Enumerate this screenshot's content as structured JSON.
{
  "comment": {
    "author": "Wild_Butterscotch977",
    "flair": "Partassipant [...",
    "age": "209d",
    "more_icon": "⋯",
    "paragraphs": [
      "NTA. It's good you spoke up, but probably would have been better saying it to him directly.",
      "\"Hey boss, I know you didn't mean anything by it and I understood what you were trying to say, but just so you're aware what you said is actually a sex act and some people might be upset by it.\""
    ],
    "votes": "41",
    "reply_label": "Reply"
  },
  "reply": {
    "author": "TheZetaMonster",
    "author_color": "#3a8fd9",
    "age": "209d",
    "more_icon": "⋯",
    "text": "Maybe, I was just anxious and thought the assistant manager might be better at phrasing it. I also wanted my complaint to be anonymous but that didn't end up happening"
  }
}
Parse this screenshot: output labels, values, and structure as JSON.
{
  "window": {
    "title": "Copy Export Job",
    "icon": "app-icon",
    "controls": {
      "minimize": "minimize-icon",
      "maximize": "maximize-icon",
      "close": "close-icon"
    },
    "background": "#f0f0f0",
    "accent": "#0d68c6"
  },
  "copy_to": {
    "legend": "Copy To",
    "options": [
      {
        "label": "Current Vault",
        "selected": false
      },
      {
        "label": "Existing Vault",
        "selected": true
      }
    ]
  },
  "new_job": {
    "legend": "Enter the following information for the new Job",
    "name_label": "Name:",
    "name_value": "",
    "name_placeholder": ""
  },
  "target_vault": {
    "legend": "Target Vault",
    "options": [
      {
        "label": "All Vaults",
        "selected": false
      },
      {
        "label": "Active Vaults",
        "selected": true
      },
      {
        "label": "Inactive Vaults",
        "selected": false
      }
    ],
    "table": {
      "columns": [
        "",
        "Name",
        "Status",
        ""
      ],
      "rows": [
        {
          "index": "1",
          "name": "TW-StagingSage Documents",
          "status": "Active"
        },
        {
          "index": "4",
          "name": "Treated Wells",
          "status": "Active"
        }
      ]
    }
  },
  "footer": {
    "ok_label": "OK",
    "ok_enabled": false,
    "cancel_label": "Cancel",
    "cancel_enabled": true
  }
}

---

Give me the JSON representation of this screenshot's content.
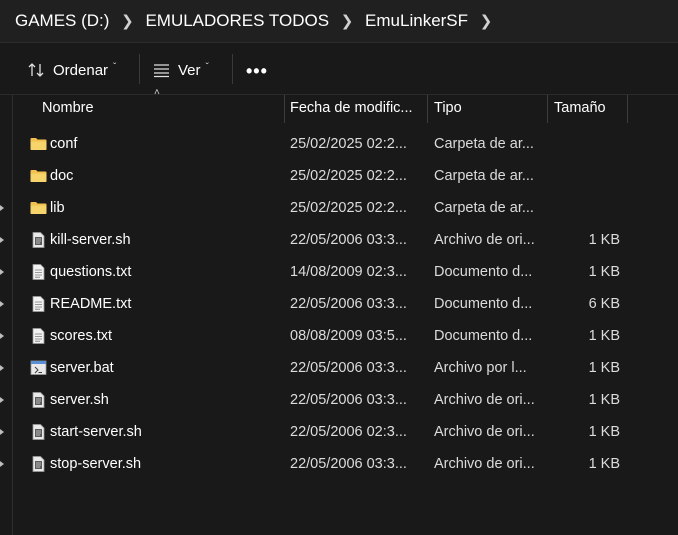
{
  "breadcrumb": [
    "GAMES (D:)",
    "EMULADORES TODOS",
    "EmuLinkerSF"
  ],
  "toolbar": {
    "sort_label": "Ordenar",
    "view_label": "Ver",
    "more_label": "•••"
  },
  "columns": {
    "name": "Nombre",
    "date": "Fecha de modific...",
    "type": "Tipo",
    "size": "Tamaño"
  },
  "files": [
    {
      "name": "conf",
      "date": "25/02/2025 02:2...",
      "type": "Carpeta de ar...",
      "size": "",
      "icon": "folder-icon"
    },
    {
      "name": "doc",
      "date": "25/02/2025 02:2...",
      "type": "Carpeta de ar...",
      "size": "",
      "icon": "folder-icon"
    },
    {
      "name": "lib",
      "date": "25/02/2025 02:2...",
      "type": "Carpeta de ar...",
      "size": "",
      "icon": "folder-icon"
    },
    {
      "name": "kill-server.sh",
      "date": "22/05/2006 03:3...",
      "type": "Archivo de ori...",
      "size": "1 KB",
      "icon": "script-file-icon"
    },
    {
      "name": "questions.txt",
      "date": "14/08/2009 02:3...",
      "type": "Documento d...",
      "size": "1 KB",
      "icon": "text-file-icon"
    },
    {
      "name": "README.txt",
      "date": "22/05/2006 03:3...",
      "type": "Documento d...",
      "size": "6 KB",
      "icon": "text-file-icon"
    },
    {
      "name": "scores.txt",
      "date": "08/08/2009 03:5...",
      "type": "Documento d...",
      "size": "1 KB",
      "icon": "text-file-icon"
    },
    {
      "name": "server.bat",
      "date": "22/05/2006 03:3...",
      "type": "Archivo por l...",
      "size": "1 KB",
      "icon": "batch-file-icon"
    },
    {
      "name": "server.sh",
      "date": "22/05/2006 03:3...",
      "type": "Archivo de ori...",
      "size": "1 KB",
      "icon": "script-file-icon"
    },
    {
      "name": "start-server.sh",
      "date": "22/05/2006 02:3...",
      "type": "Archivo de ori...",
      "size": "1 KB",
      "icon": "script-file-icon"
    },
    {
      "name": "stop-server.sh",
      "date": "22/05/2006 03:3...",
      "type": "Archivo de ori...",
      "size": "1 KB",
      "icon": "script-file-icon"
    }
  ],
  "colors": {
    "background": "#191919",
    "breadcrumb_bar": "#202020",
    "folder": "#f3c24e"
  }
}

» STATED PROBLEM: What is the number of lines in the listing that include the word "background"? Give that number and nothing else.

» SOLVED EXERCISE: 2